• [BRIEF]: The listing below is to be output in its exact form.
-- BEGIN EXTRACTED DATA --
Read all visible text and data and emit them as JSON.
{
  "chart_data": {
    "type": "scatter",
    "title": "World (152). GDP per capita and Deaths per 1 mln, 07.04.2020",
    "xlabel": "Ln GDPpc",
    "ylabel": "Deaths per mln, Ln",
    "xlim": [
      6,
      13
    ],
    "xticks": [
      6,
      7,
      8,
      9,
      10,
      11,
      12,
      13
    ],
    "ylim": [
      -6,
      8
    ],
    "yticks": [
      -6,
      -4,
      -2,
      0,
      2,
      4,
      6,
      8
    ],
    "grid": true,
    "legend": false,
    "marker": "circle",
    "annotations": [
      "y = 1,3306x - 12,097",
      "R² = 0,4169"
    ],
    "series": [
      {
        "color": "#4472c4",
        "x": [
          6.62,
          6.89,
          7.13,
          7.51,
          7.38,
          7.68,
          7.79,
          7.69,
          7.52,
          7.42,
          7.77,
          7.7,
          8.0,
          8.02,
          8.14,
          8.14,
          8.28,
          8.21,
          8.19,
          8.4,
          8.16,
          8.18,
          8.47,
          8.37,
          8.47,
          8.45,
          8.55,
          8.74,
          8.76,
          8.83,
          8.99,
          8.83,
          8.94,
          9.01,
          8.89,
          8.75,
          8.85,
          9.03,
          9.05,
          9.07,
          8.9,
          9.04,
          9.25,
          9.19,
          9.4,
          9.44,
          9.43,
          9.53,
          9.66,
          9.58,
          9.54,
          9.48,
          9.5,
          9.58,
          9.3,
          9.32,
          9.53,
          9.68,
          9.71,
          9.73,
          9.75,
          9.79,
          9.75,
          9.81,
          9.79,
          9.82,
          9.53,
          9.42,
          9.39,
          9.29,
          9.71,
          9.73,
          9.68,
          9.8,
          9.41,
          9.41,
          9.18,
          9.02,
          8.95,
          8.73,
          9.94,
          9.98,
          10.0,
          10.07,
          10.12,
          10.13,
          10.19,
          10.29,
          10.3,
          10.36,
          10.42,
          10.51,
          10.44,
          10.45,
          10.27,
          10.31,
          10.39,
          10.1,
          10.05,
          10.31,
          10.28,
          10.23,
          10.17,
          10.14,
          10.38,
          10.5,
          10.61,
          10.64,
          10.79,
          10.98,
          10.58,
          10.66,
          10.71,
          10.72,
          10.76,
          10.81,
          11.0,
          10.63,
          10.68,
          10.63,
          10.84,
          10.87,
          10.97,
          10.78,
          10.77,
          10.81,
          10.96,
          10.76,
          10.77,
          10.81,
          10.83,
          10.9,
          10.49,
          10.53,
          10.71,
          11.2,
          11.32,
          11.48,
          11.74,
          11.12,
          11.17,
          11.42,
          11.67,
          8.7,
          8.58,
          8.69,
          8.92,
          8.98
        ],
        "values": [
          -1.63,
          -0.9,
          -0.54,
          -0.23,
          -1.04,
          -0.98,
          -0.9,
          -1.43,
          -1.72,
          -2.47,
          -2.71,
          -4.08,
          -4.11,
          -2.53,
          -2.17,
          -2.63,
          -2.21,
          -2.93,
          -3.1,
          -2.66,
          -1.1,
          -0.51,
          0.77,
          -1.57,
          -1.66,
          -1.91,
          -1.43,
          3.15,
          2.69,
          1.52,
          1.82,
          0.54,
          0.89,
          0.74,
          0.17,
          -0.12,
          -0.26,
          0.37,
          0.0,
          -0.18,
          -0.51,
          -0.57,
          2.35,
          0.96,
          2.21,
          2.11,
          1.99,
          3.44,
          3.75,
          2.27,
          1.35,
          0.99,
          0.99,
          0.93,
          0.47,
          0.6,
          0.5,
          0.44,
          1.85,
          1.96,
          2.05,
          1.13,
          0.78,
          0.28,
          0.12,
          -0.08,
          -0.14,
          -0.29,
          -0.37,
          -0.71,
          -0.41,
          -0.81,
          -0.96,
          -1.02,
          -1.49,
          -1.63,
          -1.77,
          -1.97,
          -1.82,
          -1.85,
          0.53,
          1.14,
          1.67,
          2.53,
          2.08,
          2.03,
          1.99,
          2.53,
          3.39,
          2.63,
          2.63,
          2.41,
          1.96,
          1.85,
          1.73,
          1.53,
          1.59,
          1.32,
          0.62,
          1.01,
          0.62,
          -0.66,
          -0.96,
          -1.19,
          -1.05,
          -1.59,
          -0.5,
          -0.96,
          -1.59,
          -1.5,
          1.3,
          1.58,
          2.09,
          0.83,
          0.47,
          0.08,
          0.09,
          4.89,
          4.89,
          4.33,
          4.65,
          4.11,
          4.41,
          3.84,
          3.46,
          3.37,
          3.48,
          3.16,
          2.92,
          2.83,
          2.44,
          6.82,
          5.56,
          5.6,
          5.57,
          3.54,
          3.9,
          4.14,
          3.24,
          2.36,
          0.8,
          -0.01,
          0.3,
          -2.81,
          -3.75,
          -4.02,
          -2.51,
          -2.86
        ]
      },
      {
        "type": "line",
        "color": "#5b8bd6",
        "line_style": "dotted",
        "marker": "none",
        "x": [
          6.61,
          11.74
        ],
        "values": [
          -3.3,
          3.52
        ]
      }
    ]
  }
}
-- END EXTRACTED DATA --
• [EXERCISE ANSWER]:
Read all visible text and data and emit them as JSON.
{
  "chart_data": {
    "type": "scatter",
    "title": "World (152). GDP per capita and Deaths per 1 mln, 07.04.2020",
    "xlabel": "Ln GDPpc",
    "ylabel": "Deaths per mln, Ln",
    "xlim": [
      6,
      13
    ],
    "xticks": [
      6,
      7,
      8,
      9,
      10,
      11,
      12,
      13
    ],
    "ylim": [
      -6,
      8
    ],
    "yticks": [
      -6,
      -4,
      -2,
      0,
      2,
      4,
      6,
      8
    ],
    "grid": true,
    "legend": false,
    "marker": "circle",
    "annotations": [
      "y = 1,3306x - 12,097",
      "R² = 0,4169"
    ],
    "series": [
      {
        "color": "#4472c4",
        "x": [
          6.62,
          6.89,
          7.13,
          7.51,
          7.38,
          7.68,
          7.79,
          7.69,
          7.52,
          7.42,
          7.77,
          7.7,
          8.0,
          8.02,
          8.14,
          8.14,
          8.28,
          8.21,
          8.19,
          8.4,
          8.16,
          8.18,
          8.47,
          8.37,
          8.47,
          8.45,
          8.55,
          8.74,
          8.76,
          8.83,
          8.99,
          8.83,
          8.94,
          9.01,
          8.89,
          8.75,
          8.85,
          9.03,
          9.05,
          9.07,
          8.9,
          9.04,
          9.25,
          9.19,
          9.4,
          9.44,
          9.43,
          9.53,
          9.66,
          9.58,
          9.54,
          9.48,
          9.5,
          9.58,
          9.3,
          9.32,
          9.53,
          9.68,
          9.71,
          9.73,
          9.75,
          9.79,
          9.75,
          9.81,
          9.79,
          9.82,
          9.53,
          9.42,
          9.39,
          9.29,
          9.71,
          9.73,
          9.68,
          9.8,
          9.41,
          9.41,
          9.18,
          9.02,
          8.95,
          8.73,
          9.94,
          9.98,
          10.0,
          10.07,
          10.12,
          10.13,
          10.19,
          10.29,
          10.3,
          10.36,
          10.42,
          10.51,
          10.44,
          10.45,
          10.27,
          10.31,
          10.39,
          10.1,
          10.05,
          10.31,
          10.28,
          10.23,
          10.17,
          10.14,
          10.38,
          10.5,
          10.61,
          10.64,
          10.79,
          10.98,
          10.58,
          10.66,
          10.71,
          10.72,
          10.76,
          10.81,
          11.0,
          10.63,
          10.68,
          10.63,
          10.84,
          10.87,
          10.97,
          10.78,
          10.77,
          10.81,
          10.96,
          10.76,
          10.77,
          10.81,
          10.83,
          10.9,
          10.49,
          10.53,
          10.71,
          11.2,
          11.32,
          11.48,
          11.74,
          11.12,
          11.17,
          11.42,
          11.67,
          8.7,
          8.58,
          8.69,
          8.92,
          8.98
        ],
        "values": [
          -1.63,
          -0.9,
          -0.54,
          -0.23,
          -1.04,
          -0.98,
          -0.9,
          -1.43,
          -1.72,
          -2.47,
          -2.71,
          -4.08,
          -4.11,
          -2.53,
          -2.17,
          -2.63,
          -2.21,
          -2.93,
          -3.1,
          -2.66,
          -1.1,
          -0.51,
          0.77,
          -1.57,
          -1.66,
          -1.91,
          -1.43,
          3.15,
          2.69,
          1.52,
          1.82,
          0.54,
          0.89,
          0.74,
          0.17,
          -0.12,
          -0.26,
          0.37,
          0.0,
          -0.18,
          -0.51,
          -0.57,
          2.35,
          0.96,
          2.21,
          2.11,
          1.99,
          3.44,
          3.75,
          2.27,
          1.35,
          0.99,
          0.99,
          0.93,
          0.47,
          0.6,
          0.5,
          0.44,
          1.85,
          1.96,
          2.05,
          1.13,
          0.78,
          0.28,
          0.12,
          -0.08,
          -0.14,
          -0.29,
          -0.37,
          -0.71,
          -0.41,
          -0.81,
          -0.96,
          -1.02,
          -1.49,
          -1.63,
          -1.77,
          -1.97,
          -1.82,
          -1.85,
          0.53,
          1.14,
          1.67,
          2.53,
          2.08,
          2.03,
          1.99,
          2.53,
          3.39,
          2.63,
          2.63,
          2.41,
          1.96,
          1.85,
          1.73,
          1.53,
          1.59,
          1.32,
          0.62,
          1.01,
          0.62,
          -0.66,
          -0.96,
          -1.19,
          -1.05,
          -1.59,
          -0.5,
          -0.96,
          -1.59,
          -1.5,
          1.3,
          1.58,
          2.09,
          0.83,
          0.47,
          0.08,
          0.09,
          4.89,
          4.89,
          4.33,
          4.65,
          4.11,
          4.41,
          3.84,
          3.46,
          3.37,
          3.48,
          3.16,
          2.92,
          2.83,
          2.44,
          6.82,
          5.56,
          5.6,
          5.57,
          3.54,
          3.9,
          4.14,
          3.24,
          2.36,
          0.8,
          -0.01,
          0.3,
          -2.81,
          -3.75,
          -4.02,
          -2.51,
          -2.86
        ]
      },
      {
        "type": "line",
        "color": "#5b8bd6",
        "line_style": "dotted",
        "marker": "none",
        "x": [
          6.61,
          11.74
        ],
        "values": [
          -3.3,
          3.52
        ]
      }
    ]
  }
}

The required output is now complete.